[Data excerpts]
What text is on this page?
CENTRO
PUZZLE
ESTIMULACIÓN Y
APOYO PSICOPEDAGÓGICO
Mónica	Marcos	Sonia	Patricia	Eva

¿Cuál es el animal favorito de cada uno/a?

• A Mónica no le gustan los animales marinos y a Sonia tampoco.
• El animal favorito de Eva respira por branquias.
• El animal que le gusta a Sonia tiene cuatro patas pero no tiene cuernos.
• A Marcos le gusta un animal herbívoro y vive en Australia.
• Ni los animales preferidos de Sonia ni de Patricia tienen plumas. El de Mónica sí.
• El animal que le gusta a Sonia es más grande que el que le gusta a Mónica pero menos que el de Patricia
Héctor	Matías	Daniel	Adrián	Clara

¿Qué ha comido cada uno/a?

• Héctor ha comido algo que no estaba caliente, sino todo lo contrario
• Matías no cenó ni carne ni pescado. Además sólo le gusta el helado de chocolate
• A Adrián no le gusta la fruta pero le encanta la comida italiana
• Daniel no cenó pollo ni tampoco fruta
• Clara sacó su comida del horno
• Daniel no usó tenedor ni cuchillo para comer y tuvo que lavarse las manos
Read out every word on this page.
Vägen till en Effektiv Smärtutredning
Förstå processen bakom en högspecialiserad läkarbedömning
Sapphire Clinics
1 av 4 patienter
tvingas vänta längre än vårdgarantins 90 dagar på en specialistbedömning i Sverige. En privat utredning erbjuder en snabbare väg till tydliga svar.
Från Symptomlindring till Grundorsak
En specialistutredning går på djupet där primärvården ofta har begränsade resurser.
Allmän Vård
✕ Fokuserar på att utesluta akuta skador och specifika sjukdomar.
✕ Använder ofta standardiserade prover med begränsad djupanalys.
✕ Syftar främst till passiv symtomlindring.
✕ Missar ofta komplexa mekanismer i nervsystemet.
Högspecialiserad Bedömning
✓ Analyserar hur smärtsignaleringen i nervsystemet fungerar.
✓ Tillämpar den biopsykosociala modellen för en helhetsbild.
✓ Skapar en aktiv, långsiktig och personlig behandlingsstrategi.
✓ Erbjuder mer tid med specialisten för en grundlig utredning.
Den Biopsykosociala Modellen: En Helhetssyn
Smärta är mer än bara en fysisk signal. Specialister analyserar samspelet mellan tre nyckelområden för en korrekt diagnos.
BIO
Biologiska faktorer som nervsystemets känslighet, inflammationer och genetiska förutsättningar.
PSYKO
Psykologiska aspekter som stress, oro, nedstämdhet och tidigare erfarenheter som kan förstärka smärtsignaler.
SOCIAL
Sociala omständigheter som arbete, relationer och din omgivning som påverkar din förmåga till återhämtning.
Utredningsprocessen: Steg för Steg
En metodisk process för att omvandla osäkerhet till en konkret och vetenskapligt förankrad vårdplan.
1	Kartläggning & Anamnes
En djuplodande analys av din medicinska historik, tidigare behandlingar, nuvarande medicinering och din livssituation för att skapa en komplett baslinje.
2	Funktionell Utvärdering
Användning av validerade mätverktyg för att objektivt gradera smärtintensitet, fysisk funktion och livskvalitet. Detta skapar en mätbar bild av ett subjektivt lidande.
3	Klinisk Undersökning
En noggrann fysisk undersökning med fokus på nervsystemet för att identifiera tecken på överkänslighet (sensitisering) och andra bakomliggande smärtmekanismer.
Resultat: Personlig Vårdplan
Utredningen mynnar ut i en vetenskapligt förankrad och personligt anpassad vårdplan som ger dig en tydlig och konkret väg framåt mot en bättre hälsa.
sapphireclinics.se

Goal of the exercise. Extract all lines containing the word "tampoco".

Answer below.
• A Mónica no le gustan los animales marinos y a Sonia tampoco.
• Daniel no cenó pollo ni tampoco fruta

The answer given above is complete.